* RECORDS *
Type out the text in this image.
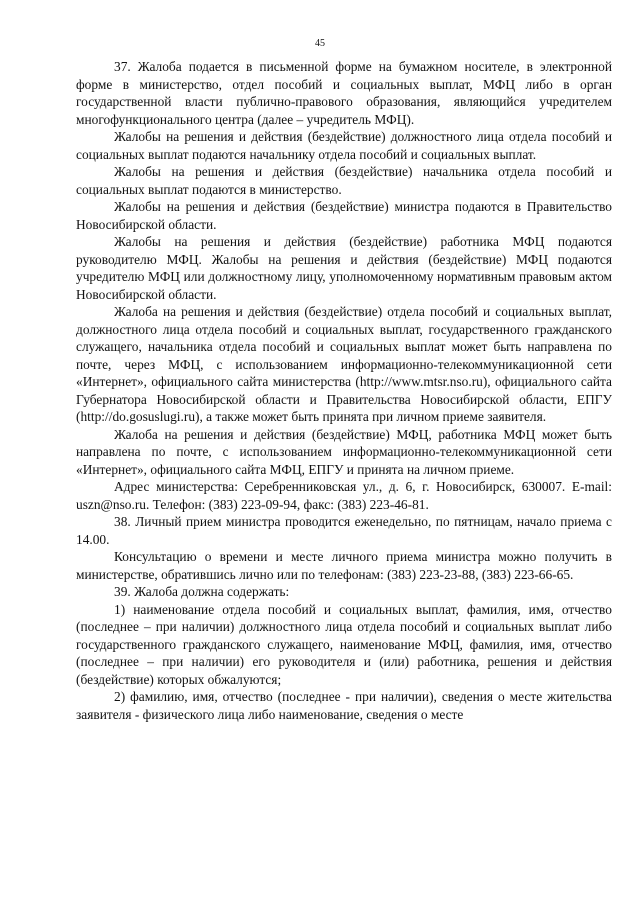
45

37. Жалоба подается в письменной форме на бумажном носителе, в электронной форме в министерство, отдел пособий и социальных выплат, МФЦ либо в орган государственной власти публично-правового образования, являющийся учредителем многофункционального центра (далее – учредитель МФЦ).

Жалобы на решения и действия (бездействие) должностного лица отдела пособий и социальных выплат подаются начальнику отдела пособий и социальных выплат.

Жалобы на решения и действия (бездействие) начальника отдела пособий и социальных выплат подаются в министерство.

Жалобы на решения и действия (бездействие) министра подаются в Правительство Новосибирской области.

Жалобы на решения и действия (бездействие) работника МФЦ подаются руководителю МФЦ. Жалобы на решения и действия (бездействие) МФЦ подаются учредителю МФЦ или должностному лицу, уполномоченному нормативным правовым актом Новосибирской области.

Жалоба на решения и действия (бездействие) отдела пособий и социальных выплат, должностного лица отдела пособий и социальных выплат, государственного гражданского служащего, начальника отдела пособий и социальных выплат может быть направлена по почте, через МФЦ, с использованием информационно-телекоммуникационной сети «Интернет», официального сайта министерства (http://www.mtsr.nso.ru), официального сайта Губернатора Новосибирской области и Правительства Новосибирской области, ЕПГУ (http://do.gosuslugi.ru), а также может быть принята при личном приеме заявителя.

Жалоба на решения и действия (бездействие) МФЦ, работника МФЦ может быть направлена по почте, с использованием информационно-телекоммуникационной сети «Интернет», официального сайта МФЦ, ЕПГУ и принята на личном приеме.

Адрес министерства: Серебренниковская ул., д. 6, г. Новосибирск, 630007. E-mail: uszn@nso.ru. Телефон: (383) 223-09-94, факс: (383) 223-46-81.

38. Личный прием министра проводится еженедельно, по пятницам, начало приема с 14.00.

Консультацию о времени и месте личного приема министра можно получить в министерстве, обратившись лично или по телефонам: (383) 223-23-88, (383) 223-66-65.

39. Жалоба должна содержать:

1) наименование отдела пособий и социальных выплат, фамилия, имя, отчество (последнее – при наличии) должностного лица отдела пособий и социальных выплат либо государственного гражданского служащего, наименование МФЦ, фамилия, имя, отчество (последнее – при наличии) его руководителя и (или) работника, решения и действия (бездействие) которых обжалуются;

2) фамилию, имя, отчество (последнее - при наличии), сведения о месте жительства заявителя - физического лица либо наименование, сведения о месте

* GIVEN REQUEST *
In the entries above, count every line containing the word "ЕПГУ". Write only the total.

* ANSWER *
2